| Excerpt |
_ _ _ _ _

In this case study we describe a web service for automated moderation of instagram spam comments. We will explore the different strategies that spammers use to evade detection algorithms, show how AI algorithms can successfully learn these tricks, and explain how this information can be easily handled using a web dashboard.
Comment spam
One of the first steps of every machine learning journey is gathering data to train and evaluate the analysis algorithms. When trying to programmatically manage Instagram comments, we are faced with three main alternatives: Consuming the official Graph API, scraping the web application, or sending requests to the Private API.

_ _ _ _ _

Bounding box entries

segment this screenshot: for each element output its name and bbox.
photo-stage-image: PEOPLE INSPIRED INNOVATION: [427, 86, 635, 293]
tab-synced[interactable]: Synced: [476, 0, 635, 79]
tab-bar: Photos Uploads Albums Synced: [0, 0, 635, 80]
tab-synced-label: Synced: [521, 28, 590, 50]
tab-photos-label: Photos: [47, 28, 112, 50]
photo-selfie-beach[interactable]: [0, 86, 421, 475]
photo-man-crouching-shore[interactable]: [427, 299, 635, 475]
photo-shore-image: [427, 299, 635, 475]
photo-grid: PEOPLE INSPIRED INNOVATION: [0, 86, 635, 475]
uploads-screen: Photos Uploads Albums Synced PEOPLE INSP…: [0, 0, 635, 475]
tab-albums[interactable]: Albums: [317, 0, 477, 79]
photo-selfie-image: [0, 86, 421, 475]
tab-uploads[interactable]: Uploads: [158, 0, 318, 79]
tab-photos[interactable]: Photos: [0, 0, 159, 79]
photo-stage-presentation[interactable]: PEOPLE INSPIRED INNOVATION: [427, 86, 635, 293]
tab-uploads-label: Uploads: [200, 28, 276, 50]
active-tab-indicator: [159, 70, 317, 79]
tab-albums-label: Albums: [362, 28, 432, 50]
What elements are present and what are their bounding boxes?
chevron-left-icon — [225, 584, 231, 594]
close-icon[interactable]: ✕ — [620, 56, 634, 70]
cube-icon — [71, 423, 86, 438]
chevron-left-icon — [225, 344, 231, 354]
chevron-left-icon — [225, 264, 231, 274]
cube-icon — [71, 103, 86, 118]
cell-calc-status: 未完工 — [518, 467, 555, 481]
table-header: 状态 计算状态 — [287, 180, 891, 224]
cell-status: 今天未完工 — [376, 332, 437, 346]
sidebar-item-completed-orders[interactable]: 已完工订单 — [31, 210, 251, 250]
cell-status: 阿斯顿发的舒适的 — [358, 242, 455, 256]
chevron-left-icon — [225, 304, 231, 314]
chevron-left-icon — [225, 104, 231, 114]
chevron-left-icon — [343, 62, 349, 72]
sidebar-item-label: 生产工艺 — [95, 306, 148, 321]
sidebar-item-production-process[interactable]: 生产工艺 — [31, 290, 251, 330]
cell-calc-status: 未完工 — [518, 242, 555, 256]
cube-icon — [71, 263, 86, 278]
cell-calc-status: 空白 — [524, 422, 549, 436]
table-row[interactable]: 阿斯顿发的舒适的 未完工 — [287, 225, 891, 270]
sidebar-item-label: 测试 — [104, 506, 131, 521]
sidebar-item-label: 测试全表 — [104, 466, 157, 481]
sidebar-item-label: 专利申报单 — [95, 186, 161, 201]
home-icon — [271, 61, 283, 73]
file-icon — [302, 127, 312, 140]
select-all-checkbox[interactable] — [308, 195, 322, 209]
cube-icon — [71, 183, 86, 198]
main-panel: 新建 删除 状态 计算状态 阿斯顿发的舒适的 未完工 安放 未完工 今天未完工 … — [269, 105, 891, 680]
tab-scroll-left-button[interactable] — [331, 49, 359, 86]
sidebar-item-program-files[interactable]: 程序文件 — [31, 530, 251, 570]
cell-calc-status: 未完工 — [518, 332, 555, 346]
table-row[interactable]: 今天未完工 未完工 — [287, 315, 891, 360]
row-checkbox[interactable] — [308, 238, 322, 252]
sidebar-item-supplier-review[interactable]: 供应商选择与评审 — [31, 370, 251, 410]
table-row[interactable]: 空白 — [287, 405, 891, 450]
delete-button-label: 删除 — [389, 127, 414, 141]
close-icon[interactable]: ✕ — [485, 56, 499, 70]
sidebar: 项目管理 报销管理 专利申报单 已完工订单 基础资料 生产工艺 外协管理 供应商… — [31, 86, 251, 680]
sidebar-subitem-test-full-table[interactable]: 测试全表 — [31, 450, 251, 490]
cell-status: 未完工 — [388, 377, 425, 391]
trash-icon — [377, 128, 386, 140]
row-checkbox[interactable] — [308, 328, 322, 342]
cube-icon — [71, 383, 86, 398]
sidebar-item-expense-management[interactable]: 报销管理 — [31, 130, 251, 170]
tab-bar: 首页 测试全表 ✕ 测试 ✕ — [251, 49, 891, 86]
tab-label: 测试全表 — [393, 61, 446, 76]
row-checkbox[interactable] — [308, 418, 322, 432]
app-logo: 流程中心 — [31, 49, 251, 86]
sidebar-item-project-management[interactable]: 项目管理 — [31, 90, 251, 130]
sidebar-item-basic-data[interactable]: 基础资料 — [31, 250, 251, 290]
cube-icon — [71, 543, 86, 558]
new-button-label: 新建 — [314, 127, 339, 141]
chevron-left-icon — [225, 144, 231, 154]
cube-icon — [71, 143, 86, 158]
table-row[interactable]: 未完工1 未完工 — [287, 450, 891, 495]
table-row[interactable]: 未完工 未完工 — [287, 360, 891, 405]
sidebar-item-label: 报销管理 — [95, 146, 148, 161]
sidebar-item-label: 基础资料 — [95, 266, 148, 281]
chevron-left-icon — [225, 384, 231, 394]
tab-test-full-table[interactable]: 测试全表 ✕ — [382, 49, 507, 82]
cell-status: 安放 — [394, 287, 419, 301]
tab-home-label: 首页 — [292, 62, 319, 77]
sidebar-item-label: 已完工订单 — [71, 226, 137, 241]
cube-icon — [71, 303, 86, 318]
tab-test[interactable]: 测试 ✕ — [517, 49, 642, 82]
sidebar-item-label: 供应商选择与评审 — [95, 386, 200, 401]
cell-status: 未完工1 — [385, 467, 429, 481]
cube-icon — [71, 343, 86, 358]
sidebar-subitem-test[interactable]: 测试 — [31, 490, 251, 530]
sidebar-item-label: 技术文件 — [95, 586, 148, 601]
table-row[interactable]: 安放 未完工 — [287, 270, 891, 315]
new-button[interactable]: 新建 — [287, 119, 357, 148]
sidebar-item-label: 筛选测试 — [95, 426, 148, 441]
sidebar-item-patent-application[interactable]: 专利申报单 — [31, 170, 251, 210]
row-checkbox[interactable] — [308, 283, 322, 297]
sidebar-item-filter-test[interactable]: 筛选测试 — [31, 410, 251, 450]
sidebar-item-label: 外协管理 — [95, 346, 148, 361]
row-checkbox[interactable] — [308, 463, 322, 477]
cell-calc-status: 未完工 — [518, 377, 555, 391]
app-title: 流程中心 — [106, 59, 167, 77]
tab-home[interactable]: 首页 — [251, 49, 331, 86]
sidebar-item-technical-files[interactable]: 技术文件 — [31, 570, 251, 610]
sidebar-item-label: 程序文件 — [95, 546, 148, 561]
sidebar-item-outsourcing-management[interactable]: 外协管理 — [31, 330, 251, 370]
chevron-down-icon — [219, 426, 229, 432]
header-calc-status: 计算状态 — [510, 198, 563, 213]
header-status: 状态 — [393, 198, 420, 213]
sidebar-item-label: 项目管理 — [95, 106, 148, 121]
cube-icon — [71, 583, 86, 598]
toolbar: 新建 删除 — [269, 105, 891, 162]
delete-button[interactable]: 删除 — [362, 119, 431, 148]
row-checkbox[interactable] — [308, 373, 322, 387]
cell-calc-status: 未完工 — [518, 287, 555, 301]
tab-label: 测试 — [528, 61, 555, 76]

_ _ _ _ _

| What to do |
**a.** Repeat the case study excerpt word for word, from "In this case" to "the Private API.".
**b.** Name the three main alternatives for programmatically managing Instagram comments that the case study excerpt gives.
The listing is separate material from the case study excerpt.

| Response list |
**a.**
In this case study we describe a web service for automated moderation of instagram spam comments. We will explore the different strategies that spammers use to evade detection algorithms, show how AI algorithms can successfully learn these tricks, and explain how this information can be easily handled using a web dashboard.
Comment spam
One of the first steps of every machine learning journey is gathering data to train and evaluate the analysis algorithms. When trying to programmatically manage Instagram comments, we are faced with three main alternatives: Consuming the official Graph API, scraping the web application, or sending requests to the Private API.

**b.**
- Consuming the official Graph API
- Scraping the web application
- Sending requests to the Private API